WHAT TO PRODUCE: Reproduce every item below verbatim, line for line.

─── PROVIDED MATERIAL ───

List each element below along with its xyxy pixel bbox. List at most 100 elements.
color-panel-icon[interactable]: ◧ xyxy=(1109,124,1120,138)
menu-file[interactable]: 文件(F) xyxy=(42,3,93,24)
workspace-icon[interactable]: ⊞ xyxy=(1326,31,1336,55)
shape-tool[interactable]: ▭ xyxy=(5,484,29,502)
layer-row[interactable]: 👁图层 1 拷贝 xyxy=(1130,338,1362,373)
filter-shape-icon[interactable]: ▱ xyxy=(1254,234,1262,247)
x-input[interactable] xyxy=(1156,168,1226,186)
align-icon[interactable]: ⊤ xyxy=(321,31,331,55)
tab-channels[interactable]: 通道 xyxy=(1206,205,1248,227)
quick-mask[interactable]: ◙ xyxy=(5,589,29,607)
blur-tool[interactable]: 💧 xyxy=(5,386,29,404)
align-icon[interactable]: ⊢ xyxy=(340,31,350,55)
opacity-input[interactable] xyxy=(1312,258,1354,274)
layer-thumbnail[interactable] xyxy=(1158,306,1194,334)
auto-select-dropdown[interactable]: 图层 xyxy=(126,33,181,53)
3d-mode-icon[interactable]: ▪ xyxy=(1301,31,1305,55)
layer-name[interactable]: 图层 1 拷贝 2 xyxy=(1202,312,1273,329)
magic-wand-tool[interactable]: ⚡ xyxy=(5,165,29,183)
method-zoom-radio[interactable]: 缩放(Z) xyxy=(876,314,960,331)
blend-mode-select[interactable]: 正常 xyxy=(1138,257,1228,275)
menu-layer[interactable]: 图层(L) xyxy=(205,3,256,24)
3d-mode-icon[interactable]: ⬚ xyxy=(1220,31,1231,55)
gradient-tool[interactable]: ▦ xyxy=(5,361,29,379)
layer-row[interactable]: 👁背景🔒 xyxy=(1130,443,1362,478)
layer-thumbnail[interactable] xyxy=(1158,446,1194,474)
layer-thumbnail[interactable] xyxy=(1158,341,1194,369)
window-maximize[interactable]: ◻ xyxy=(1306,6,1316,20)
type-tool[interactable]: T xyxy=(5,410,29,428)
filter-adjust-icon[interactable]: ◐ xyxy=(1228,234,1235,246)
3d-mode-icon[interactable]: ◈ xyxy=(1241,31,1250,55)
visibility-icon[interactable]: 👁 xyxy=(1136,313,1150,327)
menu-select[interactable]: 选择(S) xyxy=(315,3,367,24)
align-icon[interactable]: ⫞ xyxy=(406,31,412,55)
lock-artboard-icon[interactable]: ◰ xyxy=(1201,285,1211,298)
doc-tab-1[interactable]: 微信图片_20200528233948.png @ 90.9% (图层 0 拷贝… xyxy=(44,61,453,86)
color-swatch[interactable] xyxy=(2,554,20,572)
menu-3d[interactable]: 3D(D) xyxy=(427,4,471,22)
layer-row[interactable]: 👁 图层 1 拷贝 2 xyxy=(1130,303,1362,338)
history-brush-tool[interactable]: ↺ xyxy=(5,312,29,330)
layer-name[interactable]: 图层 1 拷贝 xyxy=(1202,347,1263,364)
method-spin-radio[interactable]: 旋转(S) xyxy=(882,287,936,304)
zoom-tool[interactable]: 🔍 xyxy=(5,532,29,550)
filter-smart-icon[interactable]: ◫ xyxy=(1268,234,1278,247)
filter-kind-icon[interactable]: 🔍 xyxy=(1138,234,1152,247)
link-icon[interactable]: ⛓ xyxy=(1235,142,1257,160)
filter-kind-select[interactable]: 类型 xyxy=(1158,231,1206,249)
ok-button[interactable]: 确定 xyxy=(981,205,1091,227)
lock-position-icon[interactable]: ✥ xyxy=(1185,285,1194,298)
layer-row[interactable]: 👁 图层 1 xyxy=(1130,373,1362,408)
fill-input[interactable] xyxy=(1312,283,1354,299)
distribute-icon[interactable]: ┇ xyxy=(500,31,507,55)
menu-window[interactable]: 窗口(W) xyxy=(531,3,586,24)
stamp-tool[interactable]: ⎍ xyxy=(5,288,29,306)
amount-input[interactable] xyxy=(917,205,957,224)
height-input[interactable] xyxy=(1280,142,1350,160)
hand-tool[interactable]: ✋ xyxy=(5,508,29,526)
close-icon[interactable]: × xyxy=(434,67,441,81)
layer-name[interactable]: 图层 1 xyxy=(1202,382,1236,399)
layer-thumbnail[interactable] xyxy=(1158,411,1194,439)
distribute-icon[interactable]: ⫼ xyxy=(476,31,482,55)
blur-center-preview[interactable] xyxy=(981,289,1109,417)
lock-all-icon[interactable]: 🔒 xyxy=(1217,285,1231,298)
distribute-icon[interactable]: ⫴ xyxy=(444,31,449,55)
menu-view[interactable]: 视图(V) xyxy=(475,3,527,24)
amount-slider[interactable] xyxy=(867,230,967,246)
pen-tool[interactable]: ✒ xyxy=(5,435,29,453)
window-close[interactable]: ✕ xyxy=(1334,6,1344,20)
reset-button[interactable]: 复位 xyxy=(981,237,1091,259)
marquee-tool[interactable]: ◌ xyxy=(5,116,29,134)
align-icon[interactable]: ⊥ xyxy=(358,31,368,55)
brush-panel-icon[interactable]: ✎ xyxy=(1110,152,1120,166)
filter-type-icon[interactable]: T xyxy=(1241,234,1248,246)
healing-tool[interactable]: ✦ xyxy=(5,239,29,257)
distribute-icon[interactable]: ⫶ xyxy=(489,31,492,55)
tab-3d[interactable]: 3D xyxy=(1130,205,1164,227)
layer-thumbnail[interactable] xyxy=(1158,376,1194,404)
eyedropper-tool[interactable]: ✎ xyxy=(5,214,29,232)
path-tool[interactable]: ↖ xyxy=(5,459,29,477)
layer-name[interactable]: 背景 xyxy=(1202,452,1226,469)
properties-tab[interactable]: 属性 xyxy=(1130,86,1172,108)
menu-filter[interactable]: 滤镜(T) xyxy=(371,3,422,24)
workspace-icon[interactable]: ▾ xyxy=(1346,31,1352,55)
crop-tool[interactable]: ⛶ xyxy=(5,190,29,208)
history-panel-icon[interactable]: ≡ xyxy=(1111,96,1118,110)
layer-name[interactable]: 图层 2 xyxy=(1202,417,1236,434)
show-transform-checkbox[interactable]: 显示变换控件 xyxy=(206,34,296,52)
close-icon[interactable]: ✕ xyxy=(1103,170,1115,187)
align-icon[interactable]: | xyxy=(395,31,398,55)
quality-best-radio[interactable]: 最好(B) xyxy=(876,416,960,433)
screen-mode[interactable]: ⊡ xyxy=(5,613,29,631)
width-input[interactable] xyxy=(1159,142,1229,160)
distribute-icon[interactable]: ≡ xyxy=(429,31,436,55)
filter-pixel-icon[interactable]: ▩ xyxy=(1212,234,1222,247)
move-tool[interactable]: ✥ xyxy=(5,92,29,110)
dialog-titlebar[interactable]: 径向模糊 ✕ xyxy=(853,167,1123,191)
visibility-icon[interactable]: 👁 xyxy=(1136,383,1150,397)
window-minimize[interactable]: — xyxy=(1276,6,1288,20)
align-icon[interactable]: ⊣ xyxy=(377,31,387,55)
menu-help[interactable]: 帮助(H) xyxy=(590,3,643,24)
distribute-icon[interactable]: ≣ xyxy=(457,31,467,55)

───

SOLUTION BELOW:
List each element below along with its xyxy pixel bbox. List at most 100 elements.
color-panel-icon[interactable]: ◧ xyxy=(1109,124,1120,138)
menu-file[interactable]: 文件(F) xyxy=(42,3,93,24)
workspace-icon[interactable]: ⊞ xyxy=(1326,31,1336,55)
shape-tool[interactable]: ▭ xyxy=(5,484,29,502)
layer-row[interactable]: 👁图层 1 拷贝 xyxy=(1130,338,1362,373)
filter-shape-icon[interactable]: ▱ xyxy=(1254,234,1262,247)
x-input[interactable] xyxy=(1156,168,1226,186)
align-icon[interactable]: ⊤ xyxy=(321,31,331,55)
tab-channels[interactable]: 通道 xyxy=(1206,205,1248,227)
quick-mask[interactable]: ◙ xyxy=(5,589,29,607)
blur-tool[interactable]: 💧 xyxy=(5,386,29,404)
align-icon[interactable]: ⊢ xyxy=(340,31,350,55)
opacity-input[interactable] xyxy=(1312,258,1354,274)
layer-thumbnail[interactable] xyxy=(1158,306,1194,334)
auto-select-dropdown[interactable]: 图层 xyxy=(126,33,181,53)
3d-mode-icon[interactable]: ▪ xyxy=(1301,31,1305,55)
layer-name[interactable]: 图层 1 拷贝 2 xyxy=(1202,312,1273,329)
magic-wand-tool[interactable]: ⚡ xyxy=(5,165,29,183)
method-zoom-radio[interactable]: 缩放(Z) xyxy=(876,314,960,331)
blend-mode-select[interactable]: 正常 xyxy=(1138,257,1228,275)
menu-layer[interactable]: 图层(L) xyxy=(205,3,256,24)
3d-mode-icon[interactable]: ⬚ xyxy=(1220,31,1231,55)
gradient-tool[interactable]: ▦ xyxy=(5,361,29,379)
layer-row[interactable]: 👁背景🔒 xyxy=(1130,443,1362,478)
layer-thumbnail[interactable] xyxy=(1158,446,1194,474)
layer-thumbnail[interactable] xyxy=(1158,341,1194,369)
window-maximize[interactable]: ◻ xyxy=(1306,6,1316,20)
type-tool[interactable]: T xyxy=(5,410,29,428)
filter-adjust-icon[interactable]: ◐ xyxy=(1228,234,1235,246)
3d-mode-icon[interactable]: ◈ xyxy=(1241,31,1250,55)
visibility-icon[interactable]: 👁 xyxy=(1136,313,1150,327)
menu-select[interactable]: 选择(S) xyxy=(315,3,367,24)
align-icon[interactable]: ⫞ xyxy=(406,31,412,55)
lock-artboard-icon[interactable]: ◰ xyxy=(1201,285,1211,298)
doc-tab-1[interactable]: 微信图片_20200528233948.png @ 90.9% (图层 0 拷贝… xyxy=(44,61,453,86)
color-swatch[interactable] xyxy=(2,554,20,572)
menu-3d[interactable]: 3D(D) xyxy=(427,4,471,22)
layer-row[interactable]: 👁 图层 1 拷贝 2 xyxy=(1130,303,1362,338)
history-brush-tool[interactable]: ↺ xyxy=(5,312,29,330)
layer-name[interactable]: 图层 1 拷贝 xyxy=(1202,347,1263,364)
method-spin-radio[interactable]: 旋转(S) xyxy=(882,287,936,304)
zoom-tool[interactable]: 🔍 xyxy=(5,532,29,550)
filter-smart-icon[interactable]: ◫ xyxy=(1268,234,1278,247)
filter-kind-icon[interactable]: 🔍 xyxy=(1138,234,1152,247)
link-icon[interactable]: ⛓ xyxy=(1235,142,1257,160)
filter-kind-select[interactable]: 类型 xyxy=(1158,231,1206,249)
ok-button[interactable]: 确定 xyxy=(981,205,1091,227)
lock-position-icon[interactable]: ✥ xyxy=(1185,285,1194,298)
layer-row[interactable]: 👁 图层 1 xyxy=(1130,373,1362,408)
fill-input[interactable] xyxy=(1312,283,1354,299)
distribute-icon[interactable]: ┇ xyxy=(500,31,507,55)
menu-window[interactable]: 窗口(W) xyxy=(531,3,586,24)
stamp-tool[interactable]: ⎍ xyxy=(5,288,29,306)
amount-input[interactable] xyxy=(917,205,957,224)
height-input[interactable] xyxy=(1280,142,1350,160)
hand-tool[interactable]: ✋ xyxy=(5,508,29,526)
close-icon[interactable]: × xyxy=(434,67,441,81)
layer-name[interactable]: 图层 1 xyxy=(1202,382,1236,399)
layer-thumbnail[interactable] xyxy=(1158,411,1194,439)
distribute-icon[interactable]: ⫼ xyxy=(476,31,482,55)
blur-center-preview[interactable] xyxy=(981,289,1109,417)
lock-all-icon[interactable]: 🔒 xyxy=(1217,285,1231,298)
distribute-icon[interactable]: ⫴ xyxy=(444,31,449,55)
menu-view[interactable]: 视图(V) xyxy=(475,3,527,24)
amount-slider[interactable] xyxy=(867,230,967,246)
pen-tool[interactable]: ✒ xyxy=(5,435,29,453)
window-close[interactable]: ✕ xyxy=(1334,6,1344,20)
reset-button[interactable]: 复位 xyxy=(981,237,1091,259)
marquee-tool[interactable]: ◌ xyxy=(5,116,29,134)
align-icon[interactable]: ⊥ xyxy=(358,31,368,55)
brush-panel-icon[interactable]: ✎ xyxy=(1110,152,1120,166)
filter-type-icon[interactable]: T xyxy=(1241,234,1248,246)
healing-tool[interactable]: ✦ xyxy=(5,239,29,257)
distribute-icon[interactable]: ⫶ xyxy=(489,31,492,55)
tab-3d[interactable]: 3D xyxy=(1130,205,1164,227)
layer-thumbnail[interactable] xyxy=(1158,376,1194,404)
eyedropper-tool[interactable]: ✎ xyxy=(5,214,29,232)
path-tool[interactable]: ↖ xyxy=(5,459,29,477)
layer-name[interactable]: 背景 xyxy=(1202,452,1226,469)
properties-tab[interactable]: 属性 xyxy=(1130,86,1172,108)
menu-filter[interactable]: 滤镜(T) xyxy=(371,3,422,24)
workspace-icon[interactable]: ▾ xyxy=(1346,31,1352,55)
crop-tool[interactable]: ⛶ xyxy=(5,190,29,208)
history-panel-icon[interactable]: ≡ xyxy=(1111,96,1118,110)
layer-name[interactable]: 图层 2 xyxy=(1202,417,1236,434)
show-transform-checkbox[interactable]: 显示变换控件 xyxy=(206,34,296,52)
close-icon[interactable]: ✕ xyxy=(1103,170,1115,187)
align-icon[interactable]: | xyxy=(395,31,398,55)
quality-best-radio[interactable]: 最好(B) xyxy=(876,416,960,433)
screen-mode[interactable]: ⊡ xyxy=(5,613,29,631)
width-input[interactable] xyxy=(1159,142,1229,160)
distribute-icon[interactable]: ≡ xyxy=(429,31,436,55)
filter-pixel-icon[interactable]: ▩ xyxy=(1212,234,1222,247)
move-tool[interactable]: ✥ xyxy=(5,92,29,110)
dialog-titlebar[interactable]: 径向模糊 ✕ xyxy=(853,167,1123,191)
visibility-icon[interactable]: 👁 xyxy=(1136,383,1150,397)
window-minimize[interactable]: — xyxy=(1276,6,1288,20)
align-icon[interactable]: ⊣ xyxy=(377,31,387,55)
menu-help[interactable]: 帮助(H) xyxy=(590,3,643,24)
distribute-icon[interactable]: ≣ xyxy=(457,31,467,55)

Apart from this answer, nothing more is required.